_Instructions to follow_
The entries below are to be transcribed in full, without their images.

_Extracted material_
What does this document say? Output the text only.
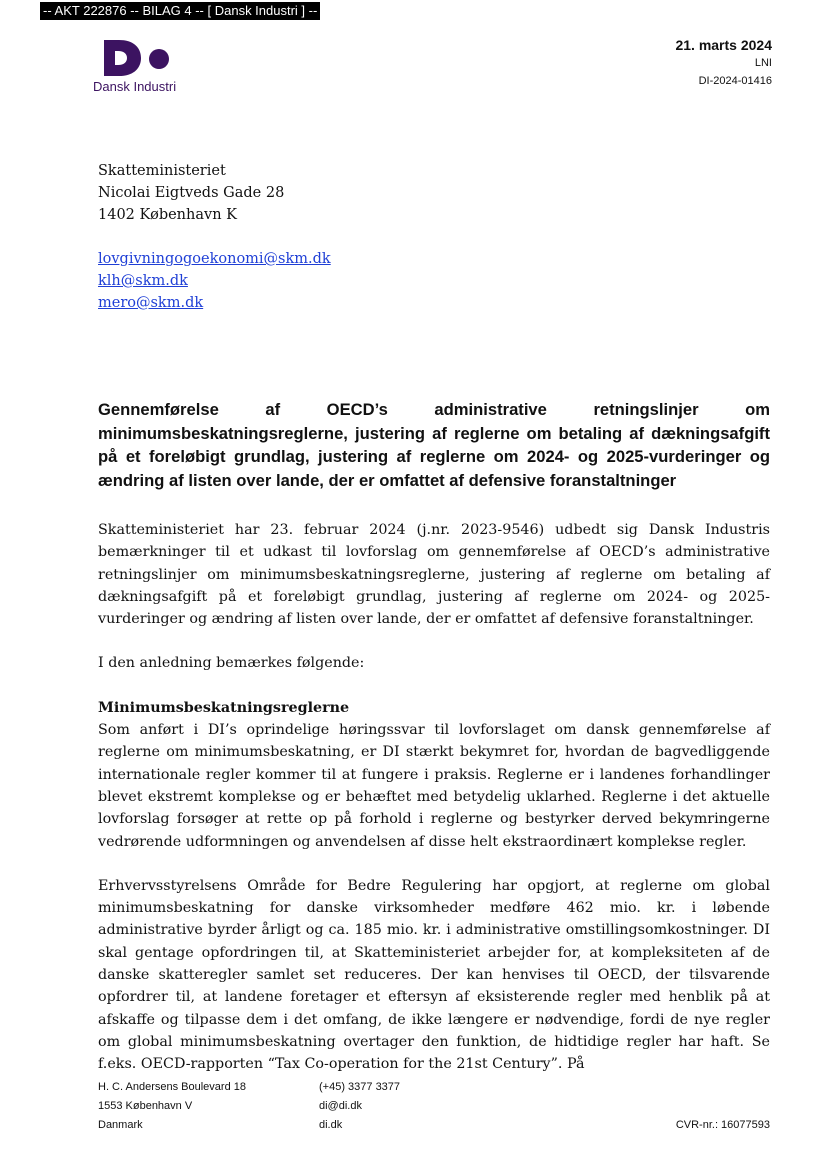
-- AKT 222876 -- BILAG 4 -- [ Dansk Industri ] --
Dansk Industri
21. marts 2024
LNI
DI-2024-01416
Skatteministeriet
Nicolai Eigtveds Gade 28
1402 København K
lovgivningogoekonomi@skm.dk
klh@skm.dk
mero@skm.dk
Gennemførelse af OECD’s administrative retningslinjer om minimumsbeskatningsreglerne, justering af reglerne om betaling af dækningsafgift på et foreløbigt grundlag, justering af reglerne om 2024- og 2025-vurderinger og ændring af listen over lande, der er omfattet af defensive foranstaltninger

Skatteministeriet har 23. februar 2024 (j.nr. 2023-9546) udbedt sig Dansk Industris bemærkninger til et udkast til lovforslag om gennemførelse af OECD’s administrative retningslinjer om minimumsbeskatningsreglerne, justering af reglerne om betaling af dækningsafgift på et foreløbigt grundlag, justering af reglerne om 2024- og 2025-vurderinger og ændring af listen over lande, der er omfattet af defensive foranstaltninger.

I den anledning bemærkes følgende:

Minimumsbeskatningsreglerne

Som anført i DI’s oprindelige høringssvar til lovforslaget om dansk gennemførelse af reglerne om minimumsbeskatning, er DI stærkt bekymret for, hvordan de bagvedliggende internationale regler kommer til at fungere i praksis. Reglerne er i landenes forhandlinger blevet ekstremt komplekse og er behæftet med betydelig uklarhed. Reglerne i det aktuelle lovforslag forsøger at rette op på forhold i reglerne og bestyrker derved bekymringerne vedrørende udformningen og anvendelsen af disse helt ekstraordinært komplekse regler.

Erhvervsstyrelsens Område for Bedre Regulering har opgjort, at reglerne om global minimumsbeskatning for danske virksomheder medføre 462 mio. kr. i løbende administrative byrder årligt og ca. 185 mio. kr. i administrative omstillingsomkostninger. DI skal gentage opfordringen til, at Skatteministeriet arbejder for, at kompleksiteten af de danske skatteregler samlet set reduceres. Der kan henvises til OECD, der tilsvarende opfordrer til, at landene foretager et eftersyn af eksisterende regler med henblik på at afskaffe og tilpasse dem i det omfang, de ikke længere er nødvendige, fordi de nye regler om global minimumsbeskatning overtager den funktion, de hidtidige regler har haft. Se f.eks. OECD-rapporten “Tax Co-operation for the 21st Century”. På

H. C. Andersens Boulevard 18
1553 København V
Danmark
(+45) 3377 3377
di@di.dk
di.dk	CVR-nr.: 16077593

_Response to the task_
What does this document say? Output the text only.
-- AKT 222876 -- BILAG 4 -- [ Dansk Industri ] --
Dansk Industri
21. marts 2024
LNI
DI-2024-01416
Skatteministeriet
Nicolai Eigtveds Gade 28
1402 København K
lovgivningogoekonomi@skm.dk
klh@skm.dk
mero@skm.dk
Gennemførelse af OECD’s administrative retningslinjer om minimumsbeskatningsreglerne, justering af reglerne om betaling af dækningsafgift på et foreløbigt grundlag, justering af reglerne om 2024- og 2025-vurderinger og ændring af listen over lande, der er omfattet af defensive foranstaltninger

Skatteministeriet har 23. februar 2024 (j.nr. 2023-9546) udbedt sig Dansk Industris bemærkninger til et udkast til lovforslag om gennemførelse af OECD’s administrative retningslinjer om minimumsbeskatningsreglerne, justering af reglerne om betaling af dækningsafgift på et foreløbigt grundlag, justering af reglerne om 2024- og 2025-vurderinger og ændring af listen over lande, der er omfattet af defensive foranstaltninger.

I den anledning bemærkes følgende:

Minimumsbeskatningsreglerne

Som anført i DI’s oprindelige høringssvar til lovforslaget om dansk gennemførelse af reglerne om minimumsbeskatning, er DI stærkt bekymret for, hvordan de bagvedliggende internationale regler kommer til at fungere i praksis. Reglerne er i landenes forhandlinger blevet ekstremt komplekse og er behæftet med betydelig uklarhed. Reglerne i det aktuelle lovforslag forsøger at rette op på forhold i reglerne og bestyrker derved bekymringerne vedrørende udformningen og anvendelsen af disse helt ekstraordinært komplekse regler.

Erhvervsstyrelsens Område for Bedre Regulering har opgjort, at reglerne om global minimumsbeskatning for danske virksomheder medføre 462 mio. kr. i løbende administrative byrder årligt og ca. 185 mio. kr. i administrative omstillingsomkostninger. DI skal gentage opfordringen til, at Skatteministeriet arbejder for, at kompleksiteten af de danske skatteregler samlet set reduceres. Der kan henvises til OECD, der tilsvarende opfordrer til, at landene foretager et eftersyn af eksisterende regler med henblik på at afskaffe og tilpasse dem i det omfang, de ikke længere er nødvendige, fordi de nye regler om global minimumsbeskatning overtager den funktion, de hidtidige regler har haft. Se f.eks. OECD-rapporten “Tax Co-operation for the 21st Century”. På

H. C. Andersens Boulevard 18
1553 København V
Danmark
(+45) 3377 3377
di@di.dk
di.dk	CVR-nr.: 16077593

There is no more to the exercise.